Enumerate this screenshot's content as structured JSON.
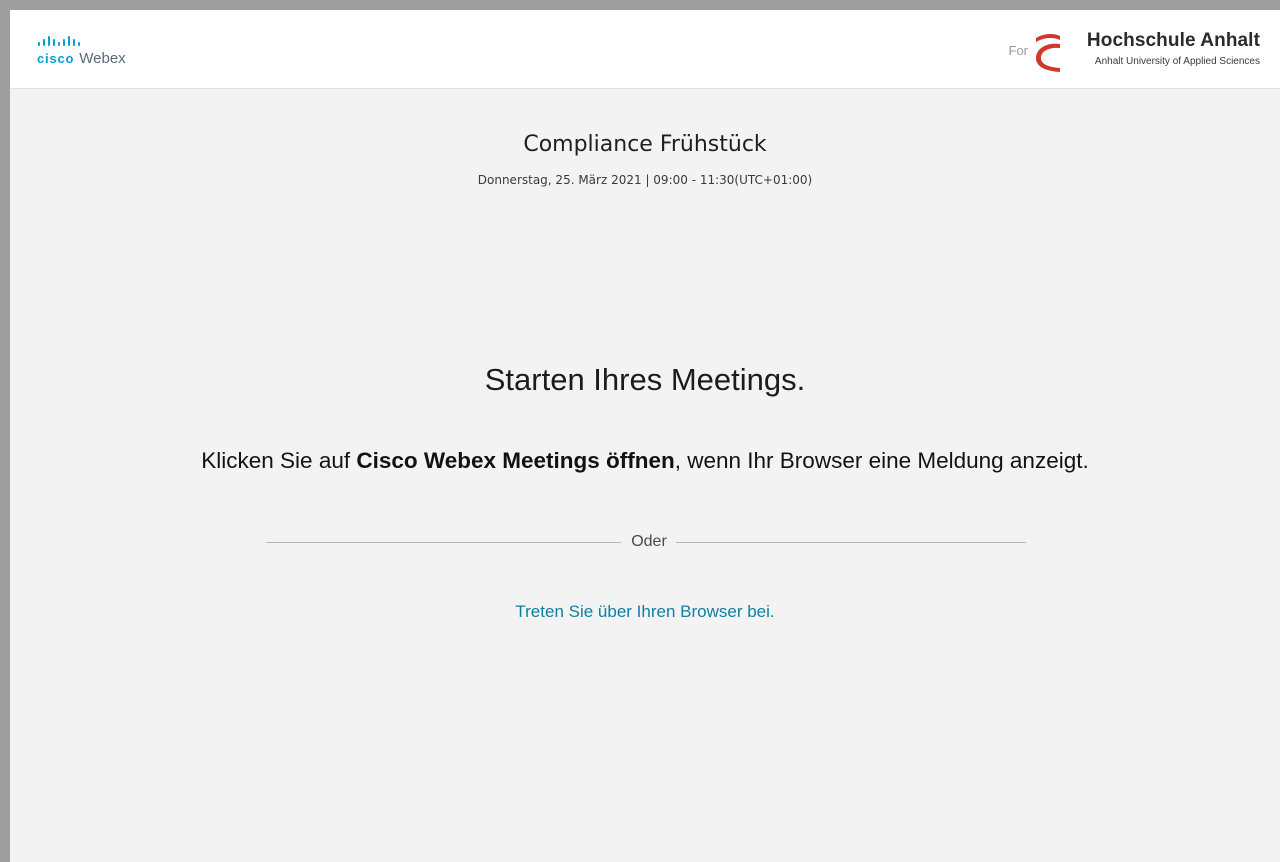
{
  "header": {
    "product_brand": "cisco",
    "product_name": "Webex",
    "for_label": "For",
    "org_name": "Hochschule Anhalt",
    "org_subtitle": "Anhalt University of Applied Sciences"
  },
  "meeting": {
    "title": "Compliance Frühstück",
    "datetime": "Donnerstag, 25. März 2021 | 09:00 - 11:30(UTC+01:00)"
  },
  "main": {
    "heading": "Starten Ihres Meetings.",
    "instruction_prefix": "Klicken Sie auf ",
    "instruction_bold": "Cisco Webex Meetings öffnen",
    "instruction_suffix": ", wenn Ihr Browser eine Meldung anzeigt.",
    "divider_label": "Oder",
    "browser_join_link": "Treten Sie über Ihren Browser bei."
  },
  "colors": {
    "cisco_blue": "#049fd9",
    "link_teal": "#0f7fa3",
    "org_red": "#d0382b",
    "page_background": "#f3f3f3"
  },
  "icons": {
    "cisco_logo": "cisco-bridge-bars-icon",
    "org_logo": "hochschule-anhalt-logo-mark"
  }
}
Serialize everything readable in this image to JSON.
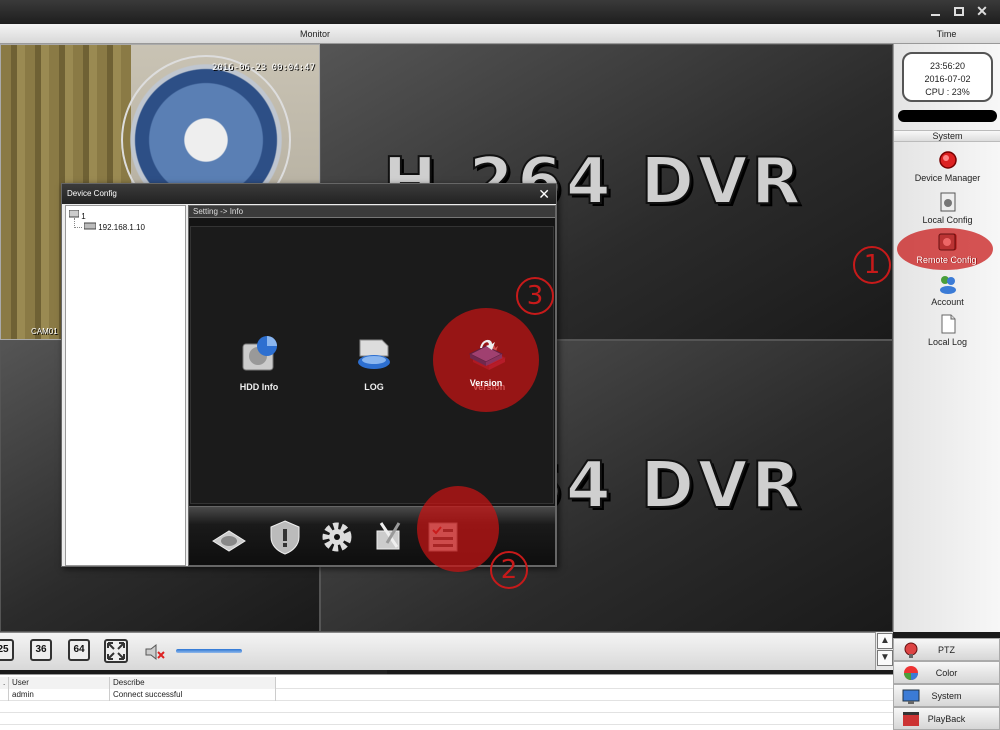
{
  "header": {
    "monitor_label": "Monitor",
    "time_label": "Time"
  },
  "clock": {
    "time": "23:56:20",
    "date": "2016-07-02",
    "cpu": "CPU : 23%"
  },
  "camera": {
    "timestamp": "2016-06-23 00:04:47",
    "label": "CAM01"
  },
  "watermark": {
    "text_top": "H.264 DVR",
    "text_bottom": "H.264 DVR"
  },
  "system_panel": {
    "header": "System",
    "items": [
      {
        "label": "Device Manager",
        "icon": "device-manager-icon"
      },
      {
        "label": "Local Config",
        "icon": "local-config-icon"
      },
      {
        "label": "Remote Config",
        "icon": "remote-config-icon"
      },
      {
        "label": "Account",
        "icon": "account-icon"
      },
      {
        "label": "Local Log",
        "icon": "local-log-icon"
      }
    ]
  },
  "bottom_toolbar": {
    "grid_buttons": [
      "25",
      "36",
      "64"
    ]
  },
  "control_panel": {
    "items": [
      {
        "label": "PTZ",
        "icon": "ptz-icon"
      },
      {
        "label": "Color",
        "icon": "color-icon"
      },
      {
        "label": "System",
        "icon": "system-icon"
      },
      {
        "label": "PlayBack",
        "icon": "playback-icon"
      }
    ]
  },
  "log": {
    "columns": [
      ".",
      "User",
      "Describe"
    ],
    "rows": [
      {
        "index": "",
        "user": "admin",
        "describe": "Connect successful"
      }
    ]
  },
  "dialog": {
    "title": "Device Config",
    "tree": {
      "root": "1",
      "child": "192.168.1.10"
    },
    "breadcrumb": "Setting -> Info",
    "info_items": [
      {
        "label": "HDD Info",
        "icon": "hdd-info-icon"
      },
      {
        "label": "LOG",
        "icon": "log-icon"
      },
      {
        "label": "Version",
        "icon": "version-icon"
      }
    ],
    "toolbar_icons": [
      "hdd-icon",
      "shield-icon",
      "gear-icon",
      "tools-icon",
      "info-list-icon"
    ]
  },
  "annotations": [
    "1",
    "2",
    "3"
  ],
  "colors": {
    "highlight": "#c71a1a",
    "panel_bg": "#141414"
  }
}
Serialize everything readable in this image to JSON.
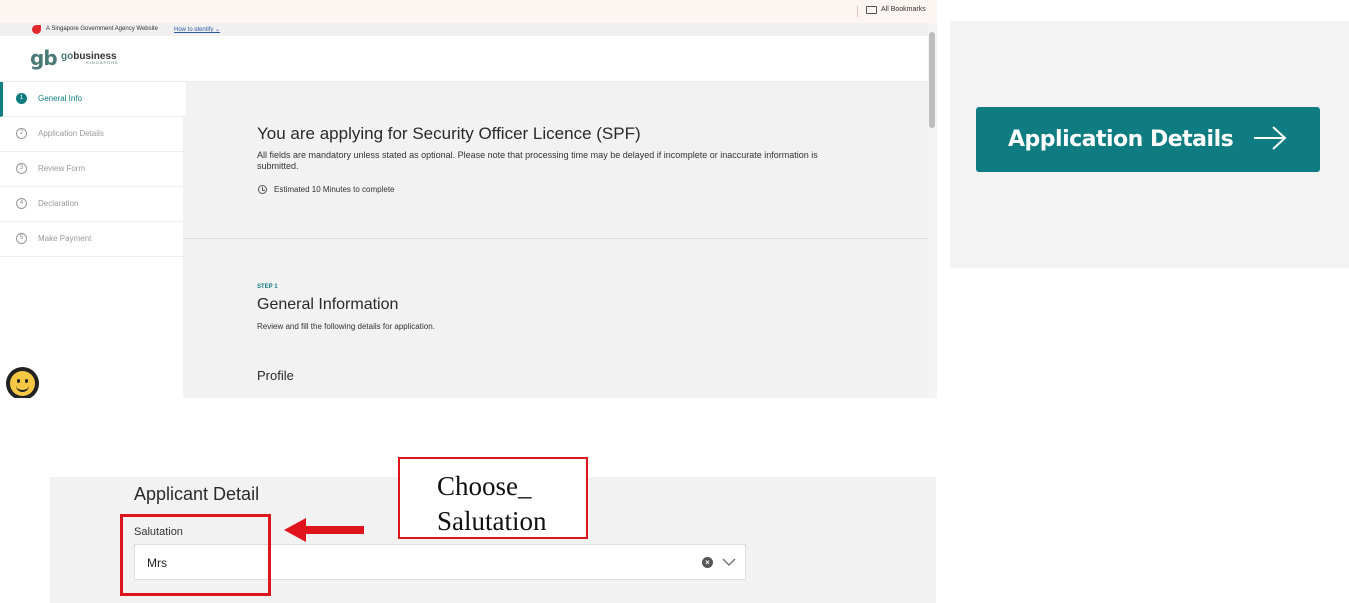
{
  "browser": {
    "bookmarks_label": "All Bookmarks"
  },
  "gov_banner": {
    "text": "A Singapore Government Agency Website",
    "link": "How to identify"
  },
  "logo": {
    "mark": "gb",
    "word_prefix": "go",
    "word_suffix": "business",
    "sub": "SINGAPORE"
  },
  "sidebar": {
    "steps": [
      {
        "num": "1",
        "label": "General Info",
        "active": true
      },
      {
        "num": "2",
        "label": "Application Details",
        "active": false
      },
      {
        "num": "3",
        "label": "Review Form",
        "active": false
      },
      {
        "num": "4",
        "label": "Declaration",
        "active": false
      },
      {
        "num": "5",
        "label": "Make Payment",
        "active": false
      }
    ]
  },
  "main": {
    "title": "You are applying for Security Officer Licence (SPF)",
    "description": "All fields are mandatory unless stated as optional. Please note that processing time may be delayed if incomplete or inaccurate information is submitted.",
    "estimate": "Estimated 10 Minutes to complete",
    "step_tag": "STEP 1",
    "section_title": "General Information",
    "section_desc": "Review and fill the following details for application.",
    "profile_title": "Profile"
  },
  "button_panel": {
    "label": "Application Details"
  },
  "applicant": {
    "title": "Applicant Detail",
    "salutation_label": "Salutation",
    "salutation_value": "Mrs"
  },
  "annotation": {
    "line1": "Choose_",
    "line2": "Salutation"
  },
  "colors": {
    "brand_teal": "#0e7c80",
    "annotation_red": "#e0141c"
  }
}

TASK GOAL
Give every record again exactly, apart from the pictures, which stay out.

THE COMPLETED TASK
Enumerate this screenshot's content as structured JSON.
{
  "header": {
    "product_brand": "cisco",
    "product_name": "Webex",
    "for_label": "For",
    "org_name": "Hochschule Anhalt",
    "org_subtitle": "Anhalt University of Applied Sciences"
  },
  "meeting": {
    "title": "Compliance Frühstück",
    "datetime": "Donnerstag, 25. März 2021 | 09:00 - 11:30(UTC+01:00)"
  },
  "main": {
    "heading": "Starten Ihres Meetings.",
    "instruction_prefix": "Klicken Sie auf ",
    "instruction_bold": "Cisco Webex Meetings öffnen",
    "instruction_suffix": ", wenn Ihr Browser eine Meldung anzeigt.",
    "divider_label": "Oder",
    "browser_join_link": "Treten Sie über Ihren Browser bei."
  },
  "colors": {
    "cisco_blue": "#049fd9",
    "link_teal": "#0f7fa3",
    "org_red": "#d0382b",
    "page_background": "#f3f3f3"
  },
  "icons": {
    "cisco_logo": "cisco-bridge-bars-icon",
    "org_logo": "hochschule-anhalt-logo-mark"
  }
}
Serialize everything readable in this image to JSON.
{
  "header": {
    "monitor_label": "Monitor",
    "time_label": "Time"
  },
  "clock": {
    "time": "23:56:20",
    "date": "2016-07-02",
    "cpu": "CPU : 23%"
  },
  "camera": {
    "timestamp": "2016-06-23 00:04:47",
    "label": "CAM01"
  },
  "watermark": {
    "text_top": "H.264 DVR",
    "text_bottom": "H.264 DVR"
  },
  "system_panel": {
    "header": "System",
    "items": [
      {
        "label": "Device Manager",
        "icon": "device-manager-icon"
      },
      {
        "label": "Local Config",
        "icon": "local-config-icon"
      },
      {
        "label": "Remote Config",
        "icon": "remote-config-icon"
      },
      {
        "label": "Account",
        "icon": "account-icon"
      },
      {
        "label": "Local Log",
        "icon": "local-log-icon"
      }
    ]
  },
  "bottom_toolbar": {
    "grid_buttons": [
      "25",
      "36",
      "64"
    ]
  },
  "control_panel": {
    "items": [
      {
        "label": "PTZ",
        "icon": "ptz-icon"
      },
      {
        "label": "Color",
        "icon": "color-icon"
      },
      {
        "label": "System",
        "icon": "system-icon"
      },
      {
        "label": "PlayBack",
        "icon": "playback-icon"
      }
    ]
  },
  "log": {
    "columns": [
      ".",
      "User",
      "Describe"
    ],
    "rows": [
      {
        "index": "",
        "user": "admin",
        "describe": "Connect successful"
      }
    ]
  },
  "dialog": {
    "title": "Device Config",
    "tree": {
      "root": "1",
      "child": "192.168.1.10"
    },
    "breadcrumb": "Setting -> Info",
    "info_items": [
      {
        "label": "HDD Info",
        "icon": "hdd-info-icon"
      },
      {
        "label": "LOG",
        "icon": "log-icon"
      },
      {
        "label": "Version",
        "icon": "version-icon"
      }
    ],
    "toolbar_icons": [
      "hdd-icon",
      "shield-icon",
      "gear-icon",
      "tools-icon",
      "info-list-icon"
    ]
  },
  "annotations": [
    "1",
    "2",
    "3"
  ],
  "colors": {
    "highlight": "#c71a1a",
    "panel_bg": "#141414"
  }
}
Serialize everything readable in this image to JSON.
{
  "browser": {
    "bookmarks_label": "All Bookmarks"
  },
  "gov_banner": {
    "text": "A Singapore Government Agency Website",
    "link": "How to identify"
  },
  "logo": {
    "mark": "gb",
    "word_prefix": "go",
    "word_suffix": "business",
    "sub": "SINGAPORE"
  },
  "sidebar": {
    "steps": [
      {
        "num": "1",
        "label": "General Info",
        "active": true
      },
      {
        "num": "2",
        "label": "Application Details",
        "active": false
      },
      {
        "num": "3",
        "label": "Review Form",
        "active": false
      },
      {
        "num": "4",
        "label": "Declaration",
        "active": false
      },
      {
        "num": "5",
        "label": "Make Payment",
        "active": false
      }
    ]
  },
  "main": {
    "title": "You are applying for Security Officer Licence (SPF)",
    "description": "All fields are mandatory unless stated as optional. Please note that processing time may be delayed if incomplete or inaccurate information is submitted.",
    "estimate": "Estimated 10 Minutes to complete",
    "step_tag": "STEP 1",
    "section_title": "General Information",
    "section_desc": "Review and fill the following details for application.",
    "profile_title": "Profile"
  },
  "button_panel": {
    "label": "Application Details"
  },
  "applicant": {
    "title": "Applicant Detail",
    "salutation_label": "Salutation",
    "salutation_value": "Mrs"
  },
  "annotation": {
    "line1": "Choose_",
    "line2": "Salutation"
  },
  "colors": {
    "brand_teal": "#0e7c80",
    "annotation_red": "#e0141c"
  }
}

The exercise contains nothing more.